GIVEN TEXT -

This doesn’t mean the family has to applaud what’s happening. It means that the intuitive response (pressure, control, shouting, threats) usually feeds the cycle instead of breaking it. The family, without meaning to, becomes part of the problem because it’s acting on a flawed theory of what’s going on.
What changes when it’s understood as pain
The conversation changes, the help changes and the outlook changes.
The conversation changes because the question stops being “why are you like this?” and becomes “what’s happening to you that you need this to hold yourself up?”. That question usually gets an answer. The first one almost never does.
The help changes because the therapeutic goal isn’t only “for them to stop using”. It’s “for them to learn to hold emotionally what the substance was holding for them”. If we remove the use without working on what’s underneath, the person is left with the original distress wide open, with no tools and no safety net. Relapse in that scenario isn’t a character flaw. It’s a predictable consequence.
The outlook changes because people who understand why they use and find alternative ways to regulate the same distress (therapy, connection, meaning, habits, in some cases medication) can sustain abstinence or significant reduction over time. Those who only “try to stop” without touching what’s underneath usually fall into cycles of relapse that grow more demoralising each time.
What this perspective doesn’t mean
I want to be careful here, because understanding isn’t excusing.
It doesn’t mean the person isn’t responsible for what they do while using. Actions have consequences. Lies cause harm. Driving under the influence is a real danger. Financial irresponsibility affects whoever lives with them. Understanding the pain underneath doesn’t cancel any of that.
It doesn’t mean the family has to be infinitely understanding. There are legitimate limits. There are damages after which the family has to say enough. Clinical empathy isn’t the same as unlimited availability, and confusing the two usually ends up burning out whoever is trying to help.
It doesn’t mean the substance is innocent. Substances modify the brain, in some cases deeply, and those changes add a biological layer to the problem that introspection alone can’t resolve.
What this perspective does mean is something else: an addiction can’t be understood by looking only at the substance or the behaviour. You also have to look at the pain underneath, and design the help around both layers.

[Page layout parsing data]
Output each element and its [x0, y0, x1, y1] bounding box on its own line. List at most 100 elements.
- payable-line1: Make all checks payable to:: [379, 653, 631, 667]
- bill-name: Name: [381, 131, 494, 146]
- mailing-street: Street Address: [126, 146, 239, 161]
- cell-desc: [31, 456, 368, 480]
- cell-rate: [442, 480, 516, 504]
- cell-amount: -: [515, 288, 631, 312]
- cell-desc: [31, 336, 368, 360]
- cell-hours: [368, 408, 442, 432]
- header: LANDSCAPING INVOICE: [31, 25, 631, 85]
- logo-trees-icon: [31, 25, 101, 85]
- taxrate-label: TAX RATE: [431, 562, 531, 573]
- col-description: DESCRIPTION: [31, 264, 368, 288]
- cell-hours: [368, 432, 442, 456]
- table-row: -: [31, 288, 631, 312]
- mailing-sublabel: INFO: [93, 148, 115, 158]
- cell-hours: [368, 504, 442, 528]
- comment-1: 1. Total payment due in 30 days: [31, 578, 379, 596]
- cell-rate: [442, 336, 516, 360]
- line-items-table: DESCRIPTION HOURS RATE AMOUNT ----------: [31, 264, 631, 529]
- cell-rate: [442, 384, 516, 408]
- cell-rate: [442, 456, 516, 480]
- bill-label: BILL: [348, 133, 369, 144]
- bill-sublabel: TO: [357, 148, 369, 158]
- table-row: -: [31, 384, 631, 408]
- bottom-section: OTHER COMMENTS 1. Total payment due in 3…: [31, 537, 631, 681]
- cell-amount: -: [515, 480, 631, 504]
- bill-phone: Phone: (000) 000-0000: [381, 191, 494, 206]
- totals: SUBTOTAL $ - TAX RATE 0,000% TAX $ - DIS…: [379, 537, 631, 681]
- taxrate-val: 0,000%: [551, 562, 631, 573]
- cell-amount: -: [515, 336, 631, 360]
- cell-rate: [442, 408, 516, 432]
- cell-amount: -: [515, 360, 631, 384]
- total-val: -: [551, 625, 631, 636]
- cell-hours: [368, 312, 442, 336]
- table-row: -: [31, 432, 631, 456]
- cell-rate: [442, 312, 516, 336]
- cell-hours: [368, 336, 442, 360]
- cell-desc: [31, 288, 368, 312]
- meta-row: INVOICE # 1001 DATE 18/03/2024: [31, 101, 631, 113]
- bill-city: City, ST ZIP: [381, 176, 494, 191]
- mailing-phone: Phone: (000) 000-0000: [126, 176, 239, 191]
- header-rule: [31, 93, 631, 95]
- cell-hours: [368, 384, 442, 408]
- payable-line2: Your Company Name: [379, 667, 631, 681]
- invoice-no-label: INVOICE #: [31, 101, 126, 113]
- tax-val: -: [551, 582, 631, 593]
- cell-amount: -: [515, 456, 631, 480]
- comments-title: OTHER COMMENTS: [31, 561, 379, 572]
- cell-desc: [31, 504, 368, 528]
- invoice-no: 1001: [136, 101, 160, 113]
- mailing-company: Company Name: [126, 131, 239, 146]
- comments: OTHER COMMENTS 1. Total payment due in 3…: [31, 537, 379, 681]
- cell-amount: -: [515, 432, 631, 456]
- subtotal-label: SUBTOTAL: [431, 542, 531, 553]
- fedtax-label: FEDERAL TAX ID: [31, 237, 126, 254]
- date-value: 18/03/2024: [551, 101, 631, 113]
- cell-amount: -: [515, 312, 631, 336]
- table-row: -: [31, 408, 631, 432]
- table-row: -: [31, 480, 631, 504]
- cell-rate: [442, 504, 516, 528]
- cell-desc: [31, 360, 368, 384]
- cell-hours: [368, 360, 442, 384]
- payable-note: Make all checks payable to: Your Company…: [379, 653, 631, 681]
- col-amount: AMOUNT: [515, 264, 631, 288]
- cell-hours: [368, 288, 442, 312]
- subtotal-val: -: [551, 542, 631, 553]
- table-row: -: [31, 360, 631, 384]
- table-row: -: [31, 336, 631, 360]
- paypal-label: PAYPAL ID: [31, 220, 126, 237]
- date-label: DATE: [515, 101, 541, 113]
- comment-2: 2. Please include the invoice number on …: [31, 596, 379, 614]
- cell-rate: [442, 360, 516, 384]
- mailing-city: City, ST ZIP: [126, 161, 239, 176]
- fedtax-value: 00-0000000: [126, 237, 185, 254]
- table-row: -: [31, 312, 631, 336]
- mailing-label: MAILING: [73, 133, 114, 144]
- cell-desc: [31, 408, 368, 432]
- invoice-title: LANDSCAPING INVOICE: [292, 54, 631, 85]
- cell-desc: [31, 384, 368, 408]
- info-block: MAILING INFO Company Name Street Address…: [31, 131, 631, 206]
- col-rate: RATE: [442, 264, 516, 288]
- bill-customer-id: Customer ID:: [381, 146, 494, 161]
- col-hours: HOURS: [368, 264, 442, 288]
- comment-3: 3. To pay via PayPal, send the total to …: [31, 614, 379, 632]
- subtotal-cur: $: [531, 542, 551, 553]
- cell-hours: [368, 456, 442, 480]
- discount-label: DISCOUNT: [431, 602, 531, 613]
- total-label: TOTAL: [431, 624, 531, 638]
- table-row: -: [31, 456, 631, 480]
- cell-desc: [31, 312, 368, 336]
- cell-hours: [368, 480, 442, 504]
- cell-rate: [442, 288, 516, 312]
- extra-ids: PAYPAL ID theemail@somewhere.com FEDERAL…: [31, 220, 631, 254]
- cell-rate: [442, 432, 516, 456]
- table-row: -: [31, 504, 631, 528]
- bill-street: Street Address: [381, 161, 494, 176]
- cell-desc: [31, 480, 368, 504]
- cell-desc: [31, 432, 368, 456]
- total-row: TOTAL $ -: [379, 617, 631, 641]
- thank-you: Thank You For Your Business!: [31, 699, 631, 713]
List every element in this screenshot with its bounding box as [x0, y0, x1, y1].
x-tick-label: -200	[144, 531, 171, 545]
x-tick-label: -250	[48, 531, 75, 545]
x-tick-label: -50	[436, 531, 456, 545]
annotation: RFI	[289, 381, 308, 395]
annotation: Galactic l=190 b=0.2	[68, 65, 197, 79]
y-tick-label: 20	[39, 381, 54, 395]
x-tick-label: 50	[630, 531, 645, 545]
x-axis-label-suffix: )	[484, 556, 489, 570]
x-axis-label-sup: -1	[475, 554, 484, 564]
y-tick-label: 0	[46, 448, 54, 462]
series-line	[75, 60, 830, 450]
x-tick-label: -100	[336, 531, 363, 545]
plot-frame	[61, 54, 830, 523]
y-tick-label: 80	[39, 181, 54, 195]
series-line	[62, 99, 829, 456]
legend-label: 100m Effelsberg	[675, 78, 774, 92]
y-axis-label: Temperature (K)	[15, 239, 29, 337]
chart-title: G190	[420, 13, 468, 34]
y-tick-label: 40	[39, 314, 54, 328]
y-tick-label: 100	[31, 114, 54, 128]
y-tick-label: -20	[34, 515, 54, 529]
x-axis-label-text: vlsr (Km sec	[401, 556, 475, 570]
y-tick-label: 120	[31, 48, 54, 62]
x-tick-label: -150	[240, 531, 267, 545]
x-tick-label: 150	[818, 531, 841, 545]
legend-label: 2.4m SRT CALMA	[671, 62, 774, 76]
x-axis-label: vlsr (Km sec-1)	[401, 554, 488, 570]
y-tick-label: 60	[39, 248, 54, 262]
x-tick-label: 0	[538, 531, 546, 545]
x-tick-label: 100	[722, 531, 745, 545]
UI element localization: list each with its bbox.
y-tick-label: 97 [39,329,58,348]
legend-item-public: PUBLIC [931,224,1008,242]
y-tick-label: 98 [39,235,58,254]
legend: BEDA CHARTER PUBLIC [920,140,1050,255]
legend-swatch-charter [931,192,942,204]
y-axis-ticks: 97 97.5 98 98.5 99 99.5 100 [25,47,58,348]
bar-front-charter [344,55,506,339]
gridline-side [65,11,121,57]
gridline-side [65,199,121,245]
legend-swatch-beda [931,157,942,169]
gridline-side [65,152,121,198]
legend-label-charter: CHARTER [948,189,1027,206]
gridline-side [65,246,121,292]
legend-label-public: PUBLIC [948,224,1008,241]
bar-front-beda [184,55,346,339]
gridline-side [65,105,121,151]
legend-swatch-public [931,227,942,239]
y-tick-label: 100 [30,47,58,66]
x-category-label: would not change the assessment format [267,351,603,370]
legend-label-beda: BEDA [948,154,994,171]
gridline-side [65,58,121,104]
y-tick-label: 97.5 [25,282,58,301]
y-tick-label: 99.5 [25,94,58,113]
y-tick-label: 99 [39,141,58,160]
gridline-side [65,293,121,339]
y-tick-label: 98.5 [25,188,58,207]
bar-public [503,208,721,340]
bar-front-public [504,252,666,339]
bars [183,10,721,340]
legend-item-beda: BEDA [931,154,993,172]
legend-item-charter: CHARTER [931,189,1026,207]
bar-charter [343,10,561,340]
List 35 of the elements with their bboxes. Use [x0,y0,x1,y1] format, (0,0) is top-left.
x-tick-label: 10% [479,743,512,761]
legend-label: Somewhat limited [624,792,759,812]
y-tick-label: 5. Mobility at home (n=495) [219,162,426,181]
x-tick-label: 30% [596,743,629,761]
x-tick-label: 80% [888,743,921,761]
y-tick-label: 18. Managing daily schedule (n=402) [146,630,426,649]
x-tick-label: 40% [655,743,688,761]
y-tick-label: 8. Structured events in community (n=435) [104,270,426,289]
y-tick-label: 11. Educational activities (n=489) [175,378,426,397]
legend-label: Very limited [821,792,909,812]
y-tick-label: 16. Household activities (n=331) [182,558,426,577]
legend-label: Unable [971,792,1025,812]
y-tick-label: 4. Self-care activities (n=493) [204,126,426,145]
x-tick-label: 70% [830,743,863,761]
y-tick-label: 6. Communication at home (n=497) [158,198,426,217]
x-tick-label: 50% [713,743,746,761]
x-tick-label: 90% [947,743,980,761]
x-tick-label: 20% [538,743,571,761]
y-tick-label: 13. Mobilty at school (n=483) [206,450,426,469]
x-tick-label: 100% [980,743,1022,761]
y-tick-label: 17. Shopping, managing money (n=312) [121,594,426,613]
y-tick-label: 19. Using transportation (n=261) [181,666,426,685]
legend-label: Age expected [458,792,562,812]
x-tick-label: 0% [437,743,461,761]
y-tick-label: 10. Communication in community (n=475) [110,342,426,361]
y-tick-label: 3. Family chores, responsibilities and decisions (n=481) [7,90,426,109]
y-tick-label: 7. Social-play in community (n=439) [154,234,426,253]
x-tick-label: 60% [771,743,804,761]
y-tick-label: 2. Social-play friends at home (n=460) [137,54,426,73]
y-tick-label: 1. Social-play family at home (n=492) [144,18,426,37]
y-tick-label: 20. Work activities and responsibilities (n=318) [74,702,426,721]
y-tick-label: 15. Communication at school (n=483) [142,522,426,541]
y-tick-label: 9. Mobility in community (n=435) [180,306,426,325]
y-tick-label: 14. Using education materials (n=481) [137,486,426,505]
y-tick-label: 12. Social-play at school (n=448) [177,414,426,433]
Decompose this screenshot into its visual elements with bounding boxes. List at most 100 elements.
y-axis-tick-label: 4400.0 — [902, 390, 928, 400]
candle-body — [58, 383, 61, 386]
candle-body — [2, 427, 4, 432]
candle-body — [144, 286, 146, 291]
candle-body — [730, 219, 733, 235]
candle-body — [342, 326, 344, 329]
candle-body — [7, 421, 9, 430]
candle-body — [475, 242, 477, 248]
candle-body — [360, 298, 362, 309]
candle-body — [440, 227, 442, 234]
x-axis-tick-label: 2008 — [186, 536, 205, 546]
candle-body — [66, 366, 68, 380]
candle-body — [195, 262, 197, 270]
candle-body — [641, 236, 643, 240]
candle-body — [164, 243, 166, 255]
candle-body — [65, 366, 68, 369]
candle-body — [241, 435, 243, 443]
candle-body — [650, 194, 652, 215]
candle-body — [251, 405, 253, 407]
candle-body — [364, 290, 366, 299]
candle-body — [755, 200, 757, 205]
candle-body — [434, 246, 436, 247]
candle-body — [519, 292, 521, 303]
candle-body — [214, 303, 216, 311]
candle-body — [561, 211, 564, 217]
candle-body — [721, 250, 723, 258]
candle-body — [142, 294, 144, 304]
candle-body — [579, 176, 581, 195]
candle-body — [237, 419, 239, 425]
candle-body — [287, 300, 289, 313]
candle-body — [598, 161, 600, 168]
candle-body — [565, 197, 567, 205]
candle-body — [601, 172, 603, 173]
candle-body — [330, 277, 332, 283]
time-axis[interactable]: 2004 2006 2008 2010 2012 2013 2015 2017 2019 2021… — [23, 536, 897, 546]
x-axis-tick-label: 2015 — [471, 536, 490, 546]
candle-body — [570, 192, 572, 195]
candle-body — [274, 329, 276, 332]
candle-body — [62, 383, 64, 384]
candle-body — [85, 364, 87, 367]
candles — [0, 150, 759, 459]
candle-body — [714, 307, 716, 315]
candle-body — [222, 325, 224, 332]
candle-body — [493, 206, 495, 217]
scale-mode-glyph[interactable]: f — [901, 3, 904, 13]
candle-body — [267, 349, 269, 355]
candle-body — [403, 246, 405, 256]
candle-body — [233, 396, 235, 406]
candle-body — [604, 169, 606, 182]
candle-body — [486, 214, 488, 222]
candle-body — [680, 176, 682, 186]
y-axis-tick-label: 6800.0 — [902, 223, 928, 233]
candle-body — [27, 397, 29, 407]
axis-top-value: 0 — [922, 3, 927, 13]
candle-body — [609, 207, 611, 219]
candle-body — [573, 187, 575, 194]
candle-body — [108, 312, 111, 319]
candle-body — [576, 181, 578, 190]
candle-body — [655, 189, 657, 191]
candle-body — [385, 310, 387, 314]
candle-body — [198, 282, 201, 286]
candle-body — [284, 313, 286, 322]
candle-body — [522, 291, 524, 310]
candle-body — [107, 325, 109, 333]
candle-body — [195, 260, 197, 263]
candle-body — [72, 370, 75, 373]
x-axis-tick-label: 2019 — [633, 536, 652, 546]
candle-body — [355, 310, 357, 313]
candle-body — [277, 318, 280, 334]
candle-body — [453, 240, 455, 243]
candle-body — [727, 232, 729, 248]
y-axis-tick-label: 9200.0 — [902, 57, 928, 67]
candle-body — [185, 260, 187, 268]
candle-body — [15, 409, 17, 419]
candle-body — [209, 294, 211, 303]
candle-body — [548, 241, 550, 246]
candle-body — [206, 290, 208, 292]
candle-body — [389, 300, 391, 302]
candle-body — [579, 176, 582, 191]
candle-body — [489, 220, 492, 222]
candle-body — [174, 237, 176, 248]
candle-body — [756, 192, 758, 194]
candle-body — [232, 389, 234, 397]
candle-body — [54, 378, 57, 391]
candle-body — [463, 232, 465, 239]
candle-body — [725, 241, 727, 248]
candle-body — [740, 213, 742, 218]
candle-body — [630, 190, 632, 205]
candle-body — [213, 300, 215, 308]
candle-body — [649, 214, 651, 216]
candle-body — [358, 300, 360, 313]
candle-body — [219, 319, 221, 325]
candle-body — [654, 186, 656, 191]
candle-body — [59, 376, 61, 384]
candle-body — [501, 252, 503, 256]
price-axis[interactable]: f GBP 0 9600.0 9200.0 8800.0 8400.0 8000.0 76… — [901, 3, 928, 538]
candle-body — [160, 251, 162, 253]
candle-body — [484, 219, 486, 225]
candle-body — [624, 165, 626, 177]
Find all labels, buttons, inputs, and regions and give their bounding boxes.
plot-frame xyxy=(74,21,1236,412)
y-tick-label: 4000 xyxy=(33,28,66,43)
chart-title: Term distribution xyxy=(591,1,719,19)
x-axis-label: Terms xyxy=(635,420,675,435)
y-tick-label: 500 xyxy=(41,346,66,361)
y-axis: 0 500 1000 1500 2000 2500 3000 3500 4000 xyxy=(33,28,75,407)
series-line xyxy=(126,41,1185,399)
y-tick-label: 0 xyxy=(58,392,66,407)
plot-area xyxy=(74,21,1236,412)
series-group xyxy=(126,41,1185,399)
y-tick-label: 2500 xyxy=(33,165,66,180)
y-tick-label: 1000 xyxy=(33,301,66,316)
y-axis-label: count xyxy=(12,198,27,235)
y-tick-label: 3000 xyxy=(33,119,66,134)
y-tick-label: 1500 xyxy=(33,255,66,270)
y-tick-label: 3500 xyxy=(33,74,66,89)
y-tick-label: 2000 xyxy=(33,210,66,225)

WORK ORDER 1 - Could you copy the passage on addiction word for word, starting at "What this perspective does mean" and ending at "around both layers."?
WORK ORDER 2 - What comes next in the text on addiction and the pain underneath it? Write the continuation, picking up after its final sentence.

YOUR RESPONSE 1 -
What this perspective does mean is something else: an addiction can’t be understood by looking only at the substance or the behaviour. You also have to look at the pain underneath, and design the help around both layers.

YOUR RESPONSE 2 -
When to ask for professional help
You don’t have to hit rock bottom to ask for help. In fact, waiting to “hit bottom” is one of the myths that costs the most lives in this field.
Consider seeking professional attention if:
- Use (whether of the substance or the behaviour) has started to have clear consequences on your health, your work, your finances or your relationships.
- You’ve tried to stop or cut down several times and haven’t been able to sustain it.
- People around you have mentioned it more than once and your first impulse has been to minimise or hide it.
- You notice you’ve stopped using for pleasure and you use to avoid feeling bad.
- If you’re a relative: conversations at home revolve more and more around the use, and your own wellbeing is also starting to pay the price.
What’s worked on in therapy isn’t only abstinence. It’s understanding what pain the substance was doing the work of, equipping the person with real tools to hold that pain in another way, and, where it applies, working with the family to repair what was broken and build a system in which abstinence can be sustained.
To close
If you live with someone who has a substance-use problem, the most useful thing you can do is not to explain to them why they have to stop. They already know. The most useful thing is to stop reading their use as an attack on the family and start reading it as a symptom of something the person doesn’t know how to manage any other way, without that turning you into an enabler or forcing you to sustain the unsustainable.
And if you’re the one with the problem, the first thing you need to know is this: that the substance or the behaviour has been doing emotional work for you isn’t a sign of weakness. It’s clinical information. And from that information, there’s a path forward. But it’s rarely a path you walk alone.